- **INSTRUCTIONS TO FOLLOW**
Copy every line of the data that contains the string "Host".

(Stored data)
_ _ _ _ _ _ _

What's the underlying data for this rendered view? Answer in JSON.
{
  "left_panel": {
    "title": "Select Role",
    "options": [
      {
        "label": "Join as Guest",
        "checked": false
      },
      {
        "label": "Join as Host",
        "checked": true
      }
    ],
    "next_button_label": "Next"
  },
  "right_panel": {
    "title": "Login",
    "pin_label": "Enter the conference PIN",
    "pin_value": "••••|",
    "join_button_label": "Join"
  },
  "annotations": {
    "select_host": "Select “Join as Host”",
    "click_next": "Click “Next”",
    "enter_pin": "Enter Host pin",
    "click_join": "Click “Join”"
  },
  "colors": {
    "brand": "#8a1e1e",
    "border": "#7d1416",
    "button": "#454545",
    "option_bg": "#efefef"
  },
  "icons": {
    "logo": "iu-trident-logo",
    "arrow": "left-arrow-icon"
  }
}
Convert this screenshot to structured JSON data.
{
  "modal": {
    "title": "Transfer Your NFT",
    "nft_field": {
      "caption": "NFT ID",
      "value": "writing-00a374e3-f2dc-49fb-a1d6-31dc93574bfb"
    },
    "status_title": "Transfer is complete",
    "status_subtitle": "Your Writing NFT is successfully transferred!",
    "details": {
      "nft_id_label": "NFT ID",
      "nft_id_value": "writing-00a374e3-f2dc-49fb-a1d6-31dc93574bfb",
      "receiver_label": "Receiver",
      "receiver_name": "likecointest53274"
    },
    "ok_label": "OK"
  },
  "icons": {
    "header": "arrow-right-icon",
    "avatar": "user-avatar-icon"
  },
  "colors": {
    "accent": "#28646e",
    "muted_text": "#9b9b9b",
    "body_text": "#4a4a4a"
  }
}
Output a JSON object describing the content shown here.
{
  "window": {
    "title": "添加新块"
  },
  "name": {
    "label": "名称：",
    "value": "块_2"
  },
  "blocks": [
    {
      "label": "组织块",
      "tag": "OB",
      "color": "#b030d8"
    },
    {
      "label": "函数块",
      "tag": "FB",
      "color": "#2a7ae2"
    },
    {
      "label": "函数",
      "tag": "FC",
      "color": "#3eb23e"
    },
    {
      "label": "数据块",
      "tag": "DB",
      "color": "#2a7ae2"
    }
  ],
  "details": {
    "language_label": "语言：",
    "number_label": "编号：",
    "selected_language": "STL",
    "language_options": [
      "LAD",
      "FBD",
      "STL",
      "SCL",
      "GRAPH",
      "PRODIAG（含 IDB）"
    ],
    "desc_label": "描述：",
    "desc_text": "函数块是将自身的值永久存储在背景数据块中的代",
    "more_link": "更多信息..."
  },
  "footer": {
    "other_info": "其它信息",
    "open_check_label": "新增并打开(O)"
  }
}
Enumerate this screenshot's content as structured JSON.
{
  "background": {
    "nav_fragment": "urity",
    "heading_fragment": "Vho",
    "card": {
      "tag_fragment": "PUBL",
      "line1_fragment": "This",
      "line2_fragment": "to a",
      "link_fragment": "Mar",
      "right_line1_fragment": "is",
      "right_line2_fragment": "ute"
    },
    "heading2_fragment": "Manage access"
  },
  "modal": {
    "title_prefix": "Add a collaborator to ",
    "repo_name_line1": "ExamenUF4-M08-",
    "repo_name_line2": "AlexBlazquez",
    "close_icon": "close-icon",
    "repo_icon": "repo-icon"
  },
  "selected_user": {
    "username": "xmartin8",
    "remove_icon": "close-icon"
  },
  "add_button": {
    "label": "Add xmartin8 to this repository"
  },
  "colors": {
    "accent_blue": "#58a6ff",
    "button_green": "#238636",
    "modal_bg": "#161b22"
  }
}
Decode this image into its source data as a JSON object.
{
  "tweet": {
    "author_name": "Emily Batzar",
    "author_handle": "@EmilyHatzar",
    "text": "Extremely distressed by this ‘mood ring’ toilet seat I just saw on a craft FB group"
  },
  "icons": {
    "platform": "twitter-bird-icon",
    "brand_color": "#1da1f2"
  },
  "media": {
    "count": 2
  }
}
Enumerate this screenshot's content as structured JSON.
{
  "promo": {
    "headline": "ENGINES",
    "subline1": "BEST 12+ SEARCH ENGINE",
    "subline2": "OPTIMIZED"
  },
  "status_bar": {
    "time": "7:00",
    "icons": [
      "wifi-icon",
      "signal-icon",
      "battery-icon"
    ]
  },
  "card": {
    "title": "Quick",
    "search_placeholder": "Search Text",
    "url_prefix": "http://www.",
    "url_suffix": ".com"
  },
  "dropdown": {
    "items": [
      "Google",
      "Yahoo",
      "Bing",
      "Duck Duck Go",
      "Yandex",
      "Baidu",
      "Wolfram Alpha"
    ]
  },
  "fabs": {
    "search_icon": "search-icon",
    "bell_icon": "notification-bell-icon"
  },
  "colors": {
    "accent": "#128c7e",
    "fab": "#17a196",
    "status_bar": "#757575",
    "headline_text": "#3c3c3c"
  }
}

_ _ _ _ _ _ _

- **RESULT FOR THIS EXERCISE**
        "label": "Join as Host",
    "select_host": "Select “Join as Host”",
    "enter_pin": "Enter Host pin",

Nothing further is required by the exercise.